→ Job:
Find and copy each line of the records where the string "text" shows up.

→ Dataset excerpts:
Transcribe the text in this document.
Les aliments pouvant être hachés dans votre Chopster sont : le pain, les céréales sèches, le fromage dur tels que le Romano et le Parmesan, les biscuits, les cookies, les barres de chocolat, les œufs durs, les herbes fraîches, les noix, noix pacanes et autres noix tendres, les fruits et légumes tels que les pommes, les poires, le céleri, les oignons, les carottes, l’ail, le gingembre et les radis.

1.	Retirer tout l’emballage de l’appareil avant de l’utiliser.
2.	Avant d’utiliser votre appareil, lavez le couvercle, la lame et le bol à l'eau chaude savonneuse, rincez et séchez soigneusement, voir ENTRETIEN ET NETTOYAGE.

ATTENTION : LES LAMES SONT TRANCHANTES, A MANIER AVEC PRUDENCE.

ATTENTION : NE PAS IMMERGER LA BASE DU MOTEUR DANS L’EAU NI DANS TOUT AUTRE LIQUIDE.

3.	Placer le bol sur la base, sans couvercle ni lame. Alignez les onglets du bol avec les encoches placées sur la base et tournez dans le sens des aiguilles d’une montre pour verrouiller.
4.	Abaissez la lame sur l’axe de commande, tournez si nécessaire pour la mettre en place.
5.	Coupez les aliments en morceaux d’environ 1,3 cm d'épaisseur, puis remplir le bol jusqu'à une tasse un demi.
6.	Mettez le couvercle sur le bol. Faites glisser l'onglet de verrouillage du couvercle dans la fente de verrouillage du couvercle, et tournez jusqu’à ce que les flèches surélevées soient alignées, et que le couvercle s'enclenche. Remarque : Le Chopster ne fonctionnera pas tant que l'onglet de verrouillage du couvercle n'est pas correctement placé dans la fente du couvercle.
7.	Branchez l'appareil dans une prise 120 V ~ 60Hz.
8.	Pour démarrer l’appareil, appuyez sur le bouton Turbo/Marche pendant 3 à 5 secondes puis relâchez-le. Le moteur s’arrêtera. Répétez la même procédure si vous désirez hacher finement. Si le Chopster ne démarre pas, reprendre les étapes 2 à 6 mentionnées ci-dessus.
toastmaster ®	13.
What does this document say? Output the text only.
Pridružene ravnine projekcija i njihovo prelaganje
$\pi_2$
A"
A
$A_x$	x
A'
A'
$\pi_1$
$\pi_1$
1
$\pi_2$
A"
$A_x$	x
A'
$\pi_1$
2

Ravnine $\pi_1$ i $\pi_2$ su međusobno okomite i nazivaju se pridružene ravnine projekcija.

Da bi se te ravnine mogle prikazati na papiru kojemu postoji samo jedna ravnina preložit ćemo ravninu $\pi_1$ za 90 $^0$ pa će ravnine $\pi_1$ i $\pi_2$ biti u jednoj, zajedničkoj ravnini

→ Task output:
Transcribe the text in this document.
What does this document say? Output the text only.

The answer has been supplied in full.